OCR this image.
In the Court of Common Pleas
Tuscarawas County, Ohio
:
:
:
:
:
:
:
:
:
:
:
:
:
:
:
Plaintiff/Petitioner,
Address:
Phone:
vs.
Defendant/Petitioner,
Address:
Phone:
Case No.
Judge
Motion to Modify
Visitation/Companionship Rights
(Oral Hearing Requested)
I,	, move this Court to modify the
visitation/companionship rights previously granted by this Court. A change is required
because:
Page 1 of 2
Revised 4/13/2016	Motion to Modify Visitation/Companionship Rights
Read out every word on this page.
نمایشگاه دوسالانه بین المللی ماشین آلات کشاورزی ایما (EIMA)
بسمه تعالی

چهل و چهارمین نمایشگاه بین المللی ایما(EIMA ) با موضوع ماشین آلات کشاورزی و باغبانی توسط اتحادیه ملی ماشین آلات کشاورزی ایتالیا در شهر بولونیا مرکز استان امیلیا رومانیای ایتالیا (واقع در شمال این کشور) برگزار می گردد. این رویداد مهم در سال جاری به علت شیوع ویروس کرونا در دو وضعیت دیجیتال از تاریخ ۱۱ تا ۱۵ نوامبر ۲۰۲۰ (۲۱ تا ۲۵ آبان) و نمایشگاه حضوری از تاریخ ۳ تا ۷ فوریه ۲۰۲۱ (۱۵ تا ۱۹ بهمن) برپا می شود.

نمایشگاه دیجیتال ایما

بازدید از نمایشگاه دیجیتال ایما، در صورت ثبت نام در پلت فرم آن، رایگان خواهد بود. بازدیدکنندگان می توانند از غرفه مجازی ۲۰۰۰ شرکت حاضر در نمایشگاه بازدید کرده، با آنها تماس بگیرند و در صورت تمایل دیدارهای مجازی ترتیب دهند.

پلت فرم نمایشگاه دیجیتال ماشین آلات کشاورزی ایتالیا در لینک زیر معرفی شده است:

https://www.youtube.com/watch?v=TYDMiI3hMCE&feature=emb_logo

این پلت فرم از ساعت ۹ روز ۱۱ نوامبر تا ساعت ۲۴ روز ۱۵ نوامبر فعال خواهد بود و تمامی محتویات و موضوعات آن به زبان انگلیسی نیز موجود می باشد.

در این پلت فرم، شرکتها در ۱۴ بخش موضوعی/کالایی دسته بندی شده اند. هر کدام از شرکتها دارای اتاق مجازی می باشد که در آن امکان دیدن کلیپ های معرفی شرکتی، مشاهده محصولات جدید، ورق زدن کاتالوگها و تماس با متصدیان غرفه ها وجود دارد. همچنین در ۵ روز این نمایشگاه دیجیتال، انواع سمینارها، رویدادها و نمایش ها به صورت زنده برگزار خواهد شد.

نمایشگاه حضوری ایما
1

# [Exercise goal]
Output all of the material exactly as written.

# [Right answer]
OCR this image.
In the Court of Common Pleas
Tuscarawas County, Ohio
:
:
:
:
:
:
:
:
:
:
:
:
:
:
:
Plaintiff/Petitioner,
Address:
Phone:
vs.
Defendant/Petitioner,
Address:
Phone:
Case No.
Judge
Motion to Modify
Visitation/Companionship Rights
(Oral Hearing Requested)
I,	, move this Court to modify the
visitation/companionship rights previously granted by this Court. A change is required
because:
Page 1 of 2
Revised 4/13/2016	Motion to Modify Visitation/Companionship Rights
Read out every word on this page.
نمایشگاه دوسالانه بین المللی ماشین آلات کشاورزی ایما (EIMA)
بسمه تعالی

چهل و چهارمین نمایشگاه بین المللی ایما(EIMA ) با موضوع ماشین آلات کشاورزی و باغبانی توسط اتحادیه ملی ماشین آلات کشاورزی ایتالیا در شهر بولونیا مرکز استان امیلیا رومانیای ایتالیا (واقع در شمال این کشور) برگزار می گردد. این رویداد مهم در سال جاری به علت شیوع ویروس کرونا در دو وضعیت دیجیتال از تاریخ ۱۱ تا ۱۵ نوامبر ۲۰۲۰ (۲۱ تا ۲۵ آبان) و نمایشگاه حضوری از تاریخ ۳ تا ۷ فوریه ۲۰۲۱ (۱۵ تا ۱۹ بهمن) برپا می شود.

نمایشگاه دیجیتال ایما

بازدید از نمایشگاه دیجیتال ایما، در صورت ثبت نام در پلت فرم آن، رایگان خواهد بود. بازدیدکنندگان می توانند از غرفه مجازی ۲۰۰۰ شرکت حاضر در نمایشگاه بازدید کرده، با آنها تماس بگیرند و در صورت تمایل دیدارهای مجازی ترتیب دهند.

پلت فرم نمایشگاه دیجیتال ماشین آلات کشاورزی ایتالیا در لینک زیر معرفی شده است:

https://www.youtube.com/watch?v=TYDMiI3hMCE&feature=emb_logo

این پلت فرم از ساعت ۹ روز ۱۱ نوامبر تا ساعت ۲۴ روز ۱۵ نوامبر فعال خواهد بود و تمامی محتویات و موضوعات آن به زبان انگلیسی نیز موجود می باشد.

در این پلت فرم، شرکتها در ۱۴ بخش موضوعی/کالایی دسته بندی شده اند. هر کدام از شرکتها دارای اتاق مجازی می باشد که در آن امکان دیدن کلیپ های معرفی شرکتی، مشاهده محصولات جدید، ورق زدن کاتالوگها و تماس با متصدیان غرفه ها وجود دارد. همچنین در ۵ روز این نمایشگاه دیجیتال، انواع سمینارها، رویدادها و نمایش ها به صورت زنده برگزار خواهد شد.

نمایشگاه حضوری ایما
1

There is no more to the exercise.